▶ [Task requirements]:
Update everything from the line containing "Itemize the components" down to the line containing "uciqe-value-cell: 0.279 (290, 371, 418, 392)" by replacing "table-row" with "result-row" and leaving all else unchanged. Give back only those lines.

▶ [Task inputs]:

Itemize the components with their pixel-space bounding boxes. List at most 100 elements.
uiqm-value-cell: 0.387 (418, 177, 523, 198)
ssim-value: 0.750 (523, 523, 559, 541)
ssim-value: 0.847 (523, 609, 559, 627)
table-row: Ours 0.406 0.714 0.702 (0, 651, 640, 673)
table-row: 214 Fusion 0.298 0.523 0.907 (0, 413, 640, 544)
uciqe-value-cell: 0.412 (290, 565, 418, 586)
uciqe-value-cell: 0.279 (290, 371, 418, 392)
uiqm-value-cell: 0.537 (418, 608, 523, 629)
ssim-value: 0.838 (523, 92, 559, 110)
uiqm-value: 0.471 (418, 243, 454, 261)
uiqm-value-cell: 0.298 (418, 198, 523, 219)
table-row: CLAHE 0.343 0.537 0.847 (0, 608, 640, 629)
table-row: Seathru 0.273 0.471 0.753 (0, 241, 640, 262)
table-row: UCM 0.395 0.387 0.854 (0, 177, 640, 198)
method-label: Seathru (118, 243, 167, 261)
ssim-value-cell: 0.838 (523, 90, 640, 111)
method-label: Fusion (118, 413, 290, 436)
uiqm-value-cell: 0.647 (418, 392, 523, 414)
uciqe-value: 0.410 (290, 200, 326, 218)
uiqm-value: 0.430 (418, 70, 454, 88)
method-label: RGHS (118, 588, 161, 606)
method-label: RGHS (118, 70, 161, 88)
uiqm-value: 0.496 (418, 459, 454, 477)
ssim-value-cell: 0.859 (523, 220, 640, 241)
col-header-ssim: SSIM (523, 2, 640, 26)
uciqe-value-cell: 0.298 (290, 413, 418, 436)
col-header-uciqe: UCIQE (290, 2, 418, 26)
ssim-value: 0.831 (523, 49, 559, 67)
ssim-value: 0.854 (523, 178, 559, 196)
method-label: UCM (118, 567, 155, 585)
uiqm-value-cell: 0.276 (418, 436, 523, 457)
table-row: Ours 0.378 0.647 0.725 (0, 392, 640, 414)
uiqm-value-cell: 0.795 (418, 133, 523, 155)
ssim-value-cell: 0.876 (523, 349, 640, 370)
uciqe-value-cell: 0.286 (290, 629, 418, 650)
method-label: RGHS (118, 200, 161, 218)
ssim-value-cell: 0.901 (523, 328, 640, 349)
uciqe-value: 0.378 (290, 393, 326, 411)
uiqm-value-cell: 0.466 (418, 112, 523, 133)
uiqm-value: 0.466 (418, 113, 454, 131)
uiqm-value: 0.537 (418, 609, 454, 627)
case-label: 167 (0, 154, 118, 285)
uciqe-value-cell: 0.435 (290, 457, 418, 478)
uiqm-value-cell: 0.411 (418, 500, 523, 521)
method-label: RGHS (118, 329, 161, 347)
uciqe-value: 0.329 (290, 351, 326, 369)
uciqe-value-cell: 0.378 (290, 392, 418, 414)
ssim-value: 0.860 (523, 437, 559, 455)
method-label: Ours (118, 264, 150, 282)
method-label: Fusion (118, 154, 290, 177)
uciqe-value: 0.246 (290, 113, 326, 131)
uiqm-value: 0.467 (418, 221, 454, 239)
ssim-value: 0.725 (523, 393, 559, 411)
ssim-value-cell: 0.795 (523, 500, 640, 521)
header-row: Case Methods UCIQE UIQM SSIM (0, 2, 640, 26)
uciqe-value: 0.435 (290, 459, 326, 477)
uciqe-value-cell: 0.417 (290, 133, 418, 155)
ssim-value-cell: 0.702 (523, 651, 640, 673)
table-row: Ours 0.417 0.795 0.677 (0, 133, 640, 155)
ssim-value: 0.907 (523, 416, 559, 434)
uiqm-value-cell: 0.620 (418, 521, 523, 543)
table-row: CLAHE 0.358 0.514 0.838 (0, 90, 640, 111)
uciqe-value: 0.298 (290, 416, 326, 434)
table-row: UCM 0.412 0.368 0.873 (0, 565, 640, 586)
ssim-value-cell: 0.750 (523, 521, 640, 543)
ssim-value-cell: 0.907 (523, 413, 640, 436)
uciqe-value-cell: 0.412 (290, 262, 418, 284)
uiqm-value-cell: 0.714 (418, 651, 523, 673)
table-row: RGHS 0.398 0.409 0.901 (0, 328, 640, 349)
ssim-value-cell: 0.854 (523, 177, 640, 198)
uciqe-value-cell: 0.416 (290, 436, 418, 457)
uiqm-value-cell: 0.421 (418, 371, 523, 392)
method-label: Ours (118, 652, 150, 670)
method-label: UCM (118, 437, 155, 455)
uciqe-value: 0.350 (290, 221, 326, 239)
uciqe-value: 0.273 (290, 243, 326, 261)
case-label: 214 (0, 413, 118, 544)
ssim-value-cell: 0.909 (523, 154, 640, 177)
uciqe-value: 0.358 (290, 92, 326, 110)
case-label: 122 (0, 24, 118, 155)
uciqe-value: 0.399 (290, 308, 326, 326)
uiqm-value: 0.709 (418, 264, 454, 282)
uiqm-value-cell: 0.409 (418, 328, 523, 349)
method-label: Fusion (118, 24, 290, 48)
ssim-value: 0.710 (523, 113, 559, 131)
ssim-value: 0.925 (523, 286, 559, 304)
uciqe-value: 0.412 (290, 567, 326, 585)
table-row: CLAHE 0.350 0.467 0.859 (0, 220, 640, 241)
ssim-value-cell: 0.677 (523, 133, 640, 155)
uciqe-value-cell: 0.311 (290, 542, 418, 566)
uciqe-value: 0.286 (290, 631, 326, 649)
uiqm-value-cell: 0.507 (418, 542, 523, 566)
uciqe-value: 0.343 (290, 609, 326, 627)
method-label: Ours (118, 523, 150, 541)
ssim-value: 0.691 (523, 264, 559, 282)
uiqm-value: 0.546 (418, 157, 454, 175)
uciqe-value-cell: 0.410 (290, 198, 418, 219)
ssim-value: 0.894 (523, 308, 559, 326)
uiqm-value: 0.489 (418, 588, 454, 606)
==
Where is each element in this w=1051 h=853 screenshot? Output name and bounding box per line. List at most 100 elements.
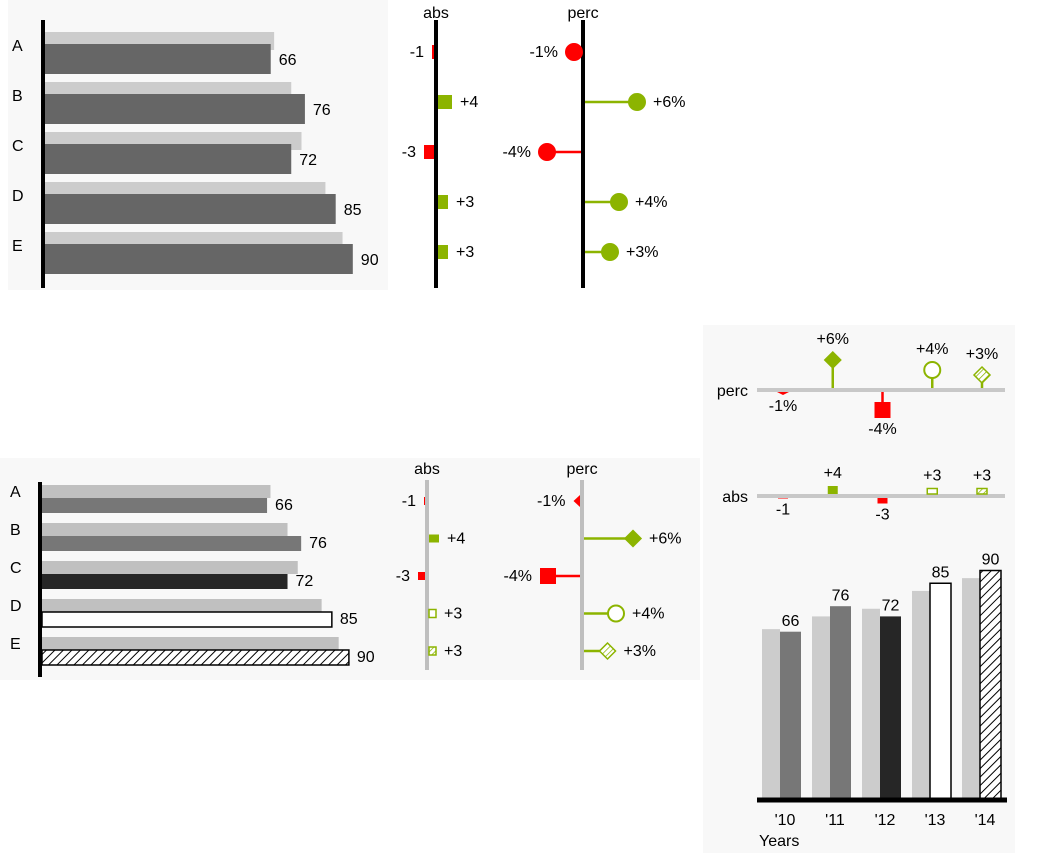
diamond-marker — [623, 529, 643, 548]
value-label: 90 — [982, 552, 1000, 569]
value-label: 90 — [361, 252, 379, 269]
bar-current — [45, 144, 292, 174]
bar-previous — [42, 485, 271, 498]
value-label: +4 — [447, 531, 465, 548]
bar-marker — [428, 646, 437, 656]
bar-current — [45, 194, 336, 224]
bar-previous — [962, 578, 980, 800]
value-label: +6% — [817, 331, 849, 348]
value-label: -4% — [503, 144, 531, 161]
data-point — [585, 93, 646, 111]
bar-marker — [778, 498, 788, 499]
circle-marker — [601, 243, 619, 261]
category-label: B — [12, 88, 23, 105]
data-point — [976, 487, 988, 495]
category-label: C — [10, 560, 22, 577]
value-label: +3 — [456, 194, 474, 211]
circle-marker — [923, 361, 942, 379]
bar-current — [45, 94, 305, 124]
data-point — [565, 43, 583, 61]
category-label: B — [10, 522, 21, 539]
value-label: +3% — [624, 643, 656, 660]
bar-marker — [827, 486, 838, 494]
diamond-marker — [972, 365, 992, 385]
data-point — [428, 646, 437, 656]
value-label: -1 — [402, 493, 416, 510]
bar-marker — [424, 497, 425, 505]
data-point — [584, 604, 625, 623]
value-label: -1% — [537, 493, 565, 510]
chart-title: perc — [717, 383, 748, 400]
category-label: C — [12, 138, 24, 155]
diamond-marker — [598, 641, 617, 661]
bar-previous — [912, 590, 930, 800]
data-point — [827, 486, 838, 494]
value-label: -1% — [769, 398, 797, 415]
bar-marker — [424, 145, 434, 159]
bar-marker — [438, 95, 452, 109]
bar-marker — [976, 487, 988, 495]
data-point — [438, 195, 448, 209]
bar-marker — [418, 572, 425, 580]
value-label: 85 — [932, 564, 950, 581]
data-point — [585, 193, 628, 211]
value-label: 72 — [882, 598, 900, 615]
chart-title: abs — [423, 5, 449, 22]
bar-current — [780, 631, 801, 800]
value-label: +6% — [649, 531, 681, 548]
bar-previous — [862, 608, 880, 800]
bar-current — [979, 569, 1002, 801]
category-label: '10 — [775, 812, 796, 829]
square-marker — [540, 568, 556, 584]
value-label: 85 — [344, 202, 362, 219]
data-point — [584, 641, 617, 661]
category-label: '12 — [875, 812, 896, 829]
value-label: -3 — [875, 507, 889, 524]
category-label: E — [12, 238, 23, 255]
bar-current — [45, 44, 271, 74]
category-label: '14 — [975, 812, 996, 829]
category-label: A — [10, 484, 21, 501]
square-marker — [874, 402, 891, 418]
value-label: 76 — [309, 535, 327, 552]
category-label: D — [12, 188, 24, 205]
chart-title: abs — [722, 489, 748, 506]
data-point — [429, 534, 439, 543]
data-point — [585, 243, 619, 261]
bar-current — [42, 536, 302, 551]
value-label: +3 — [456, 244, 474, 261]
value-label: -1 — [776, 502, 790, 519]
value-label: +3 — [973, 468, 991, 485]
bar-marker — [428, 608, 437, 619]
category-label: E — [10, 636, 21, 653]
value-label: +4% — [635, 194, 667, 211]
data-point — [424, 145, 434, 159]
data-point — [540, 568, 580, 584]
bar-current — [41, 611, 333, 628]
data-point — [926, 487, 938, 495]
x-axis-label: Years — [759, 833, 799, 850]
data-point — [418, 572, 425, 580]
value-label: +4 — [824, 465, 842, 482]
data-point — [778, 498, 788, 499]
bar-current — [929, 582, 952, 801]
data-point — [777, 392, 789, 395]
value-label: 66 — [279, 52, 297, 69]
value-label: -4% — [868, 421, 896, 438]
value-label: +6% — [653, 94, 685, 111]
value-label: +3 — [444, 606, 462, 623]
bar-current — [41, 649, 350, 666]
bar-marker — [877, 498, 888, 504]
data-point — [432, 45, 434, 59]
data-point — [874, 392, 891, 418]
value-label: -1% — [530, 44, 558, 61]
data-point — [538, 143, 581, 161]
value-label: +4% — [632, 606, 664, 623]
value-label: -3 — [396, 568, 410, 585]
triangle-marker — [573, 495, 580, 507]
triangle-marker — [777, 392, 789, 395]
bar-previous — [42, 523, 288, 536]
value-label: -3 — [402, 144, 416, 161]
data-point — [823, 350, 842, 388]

▶ [Solved exercise]:
Itemize the components with their pixel-space bounding boxes. List at most 100 elements.
uiqm-value-cell: 0.387 (418, 177, 523, 198)
ssim-value: 0.750 (523, 523, 559, 541)
ssim-value: 0.847 (523, 609, 559, 627)
result-row: Ours 0.406 0.714 0.702 (0, 651, 640, 673)
result-row: 214 Fusion 0.298 0.523 0.907 (0, 413, 640, 544)
uciqe-value-cell: 0.412 (290, 565, 418, 586)
uciqe-value-cell: 0.279 (290, 371, 418, 392)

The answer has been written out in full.